Excellent views of Grande Terre's grandiose, empty interior are obtained from Col de Mouirange (260 meters), eight km down the Yaté road from the Plum turnoff. The access road to Parc Provincial de la Riviére Bleue is just before Yaté Lake, another 13 km northeast of the pass. This 9,045-hectare reserve harbors many endemic plant and animal species, including the endangered cagou. The park entry kiosk is 2.5 km off the main road, and camping is free. On rainy days, the park may close if there's a chance of flooding. From near the turnoff to the park, a piste rouge (red dirt track) leads two km southeast to Le Bois du Sud where you can also camp free.

The road to Yaté winds 30 km along the south shore of Yaté Lake, with the deep blue waters of this 48-square-km reservoir juxtaposed against Grande Terre's bright red soil. A piste rouge to the Chutes de la Madeleine is 17 km east of the provincial park access road. The falls are 11 km south of the lake. The Plaine des Lacs here is noted for its fascinating variety of drought-resistant, flowering shrubs. The dirt road ends at Prony Bay.

On the left, six km east of the Chutes de la Madeleine road, is a two-km side road to the giant hydroelectric dam that holds back Yaté Lake. Erected in 1959, the Barrage de Yaté is 61 meters high and 641 meters long, and produces about 270 million kilowatt-hours a year (a quarter of the territorial requirements). An old road accessible only on foot continues past the dam and seven km down to the Yaté Generating Station in Yaté village, passing a beautiful, high waterfall on the way.

Back on the main highway, you climb over the final pass and descend to the northeast coast, where everything becomes green again. At the bottom of the pass is Yaté Bridge and a three-way junction. The road to the left leads two km to the Unia Bridge, then another two km straight ahead to Yaté village.

══════════

» **WORK TO BE COMPLETED**: Write the next part of the travel passage on the road to Yaté, starting right after its final sentence.

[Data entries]

══════════

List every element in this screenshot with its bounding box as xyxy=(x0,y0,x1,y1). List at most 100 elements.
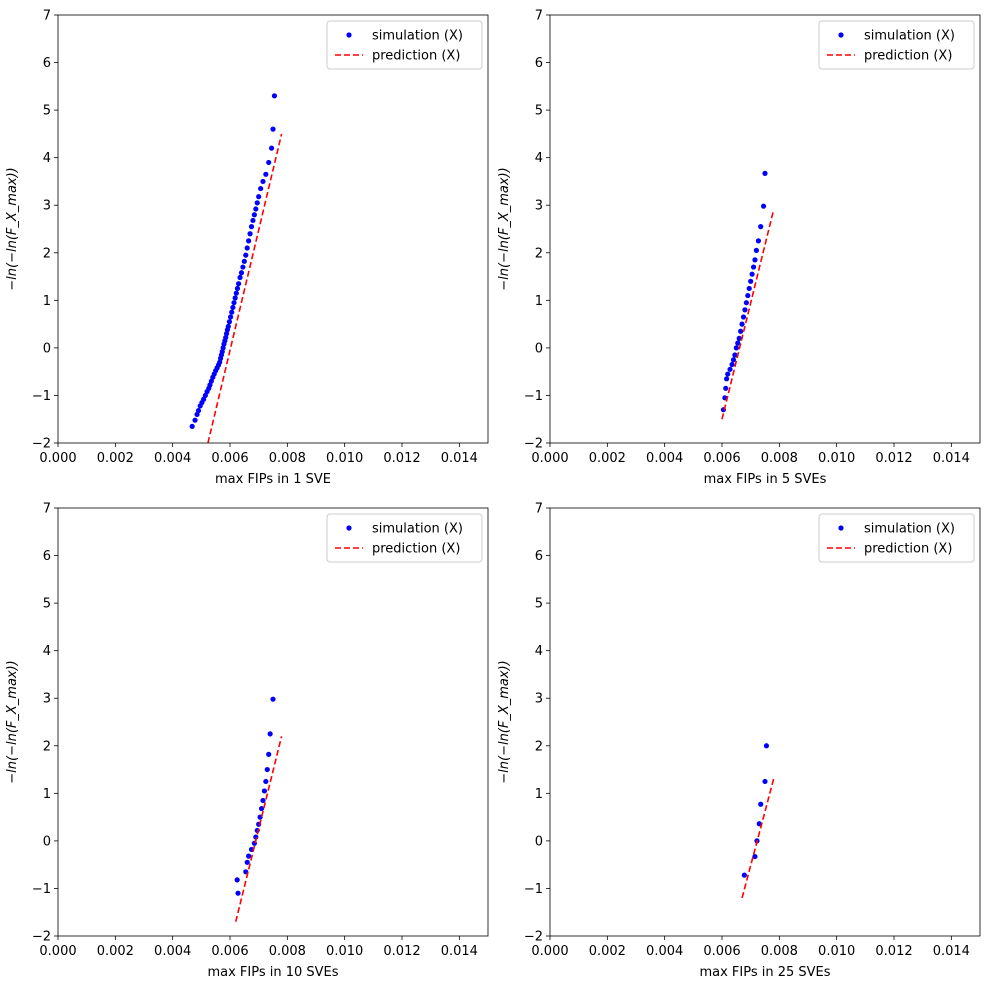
simulation-point xyxy=(189,423,195,429)
y-tick-label: 1 xyxy=(43,294,51,309)
x-tick-label: 0.008 xyxy=(269,451,306,466)
simulation-point xyxy=(254,200,260,206)
x-tick-label: 0.014 xyxy=(933,451,970,466)
simulation-point xyxy=(745,292,751,299)
y-tick-label: −1 xyxy=(32,882,51,897)
x-tick-label: 0.008 xyxy=(761,451,798,466)
x-tick-label: 0.004 xyxy=(154,451,191,466)
legend-box xyxy=(326,513,483,563)
y-tick-label: −2 xyxy=(524,437,543,452)
y-tick-label: 5 xyxy=(535,104,543,119)
simulation-point xyxy=(743,300,749,306)
x-tick-label: 0.004 xyxy=(646,944,683,959)
y-tick-label: 2 xyxy=(535,246,543,261)
y-tick-label: 3 xyxy=(535,692,543,707)
y-tick-label: −1 xyxy=(524,389,543,404)
simulation-point xyxy=(225,323,231,330)
y-tick-label: −2 xyxy=(524,930,543,945)
legend-label-prediction: prediction (X) xyxy=(372,49,460,64)
simulation-point xyxy=(263,171,269,177)
x-tick-label: 0.014 xyxy=(933,944,970,959)
simulation-point xyxy=(261,788,267,794)
simulation-point xyxy=(733,345,739,351)
simulation-point xyxy=(237,274,243,281)
y-tick-label: 3 xyxy=(535,199,543,214)
x-tick-label: 0.002 xyxy=(589,944,626,959)
prediction-line xyxy=(721,209,775,420)
plot-area xyxy=(234,696,283,922)
x-tick-label: 0.004 xyxy=(154,944,191,959)
simulation-point xyxy=(253,206,259,212)
y-tick-label: 2 xyxy=(43,739,51,754)
x-axis-label: max FIPs in 1 SVE xyxy=(215,472,331,487)
simulation-point xyxy=(758,224,764,230)
simulation-point xyxy=(258,185,264,192)
subplot-2: 0.000 0.002 0.004 0.006 0.008 0.010 0.012 0.014… xyxy=(497,9,981,487)
y-axis-label: −ln(−ln(F_X_max)) xyxy=(497,167,512,290)
x-axis-label: max FIPs in 10 SVEs xyxy=(207,965,338,980)
simulation-point xyxy=(762,778,768,785)
simulation-point xyxy=(746,285,752,292)
simulation-point xyxy=(229,309,235,315)
simulation-point xyxy=(234,285,241,292)
x-tick-label: 0.004 xyxy=(646,451,683,466)
prediction-line xyxy=(741,778,775,899)
x-tick-label: 0.012 xyxy=(875,944,912,959)
simulation-point xyxy=(266,159,272,166)
y-tick-label: 6 xyxy=(535,549,543,564)
simulation-point xyxy=(735,340,741,346)
simulation-point xyxy=(732,352,738,358)
simulation-point xyxy=(730,357,737,363)
subplot-1: 0.000 0.002 0.004 0.006 0.008 0.010 0.012 0.014… xyxy=(5,9,489,487)
y-tick-label: 2 xyxy=(535,739,543,754)
y-tick-label: 5 xyxy=(43,597,51,612)
simulation-point xyxy=(752,853,758,860)
y-tick-label: 7 xyxy=(43,502,51,517)
legend: simulation (X) prediction (X) xyxy=(326,20,483,70)
legend-box xyxy=(818,20,975,70)
legend-label-prediction: prediction (X) xyxy=(372,542,460,557)
x-tick-label: 0.000 xyxy=(531,451,568,466)
x-tick-label: 0.008 xyxy=(761,944,798,959)
y-tick-label: −2 xyxy=(32,437,51,452)
legend-marker-simulation xyxy=(346,525,352,531)
simulation-point xyxy=(226,319,233,325)
simulation-point xyxy=(243,252,249,258)
y-tick-label: 5 xyxy=(535,597,543,612)
simulation-point xyxy=(271,93,278,99)
prediction-line xyxy=(207,133,283,443)
x-tick-label: 0.010 xyxy=(818,944,855,959)
x-tick-label: 0.006 xyxy=(211,944,248,959)
simulation-point xyxy=(246,238,252,244)
simulation-point xyxy=(760,203,767,209)
simulation-point xyxy=(232,295,238,301)
legend-marker-simulation xyxy=(838,32,844,38)
axes-frame xyxy=(549,14,981,444)
x-tick-label: 0.006 xyxy=(703,451,740,466)
simulation-point xyxy=(235,890,241,896)
subplot-4: 0.000 0.002 0.004 0.006 0.008 0.010 0.012 0.014… xyxy=(497,502,981,980)
x-axis-label: max FIPs in 5 SVEs xyxy=(704,472,827,487)
x-tick-label: 0.010 xyxy=(326,451,363,466)
simulation-point xyxy=(727,366,733,372)
y-tick-label: 0 xyxy=(43,341,51,356)
x-tick-label: 0.000 xyxy=(39,451,76,466)
simulation-point xyxy=(756,821,762,827)
y-tick-label: 7 xyxy=(535,502,543,517)
simulation-point xyxy=(263,778,269,785)
y-tick-label: 6 xyxy=(43,549,51,564)
x-tick-label: 0.014 xyxy=(441,451,478,466)
simulation-point xyxy=(244,859,250,865)
legend-box xyxy=(326,20,483,70)
simulation-point xyxy=(247,231,253,237)
simulation-point xyxy=(758,801,764,807)
legend-label-prediction: prediction (X) xyxy=(864,49,952,64)
x-tick-label: 0.000 xyxy=(531,944,568,959)
simulation-point xyxy=(725,371,731,377)
simulation-point xyxy=(234,877,240,883)
simulation-point xyxy=(752,257,758,263)
legend-marker-simulation xyxy=(838,525,844,531)
x-tick-label: 0.012 xyxy=(383,944,420,959)
simulation-point xyxy=(195,408,202,414)
simulation-point xyxy=(260,797,266,804)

══════════

» **THE OUTPUT**:
Across Yaté Bridge, the paved road continues south to Goro, with a three-km stretch of dusty piste four km before Wadiana Falls. The Yaté area, 81 km east of Nouméa, is a popular weekend resort for Nouméa people, and several Kanak gîtes accommodate visitors. The bus route from Nouméa ends at Touaourou Mission, founded in 1888, 6.5 km southeast of Yaté Bridge. Hitching is easiest on the weekend.

The coastal plain is narrow here, and the alternate views of inlets, mountains, and sea are fine. At the southern tip of Grande Terre, about 22 km from Yaté Bridge, is Goro village. Wadiana Falls is visible from the road a kilometer beyond Goro. You can swim in a clear pool at the base of the falls, 20 meters from road (use a mask to see the fish), and climb to the top of the falls for the view across to the Isle of Pines and all the intermediate reefs (beware of loose rocks). The pavement ends nearby. In the 1930s, Indonesian laborers built an iron and chrome mine on the plateau above Goro. A pair of giant rusting cantilever loaders, which once fed ore from conveyors directly into waiting ships, are beside the main road less than two km beyond the falls.

Wadiana Falls at Goro
The adventuresome can bushwack their way up the side of Wadiana Falls at Goro.

In 2005 construction began on the massive Vale Inco nickel smelter west of Goro, processing ore from a huge open cut mine on the Plaine des Lacs. Nickel and cobalt are delivered by conveyor to an L-shaped wharf on Prony Bay. This is one of the largest facilities of its kind in the world.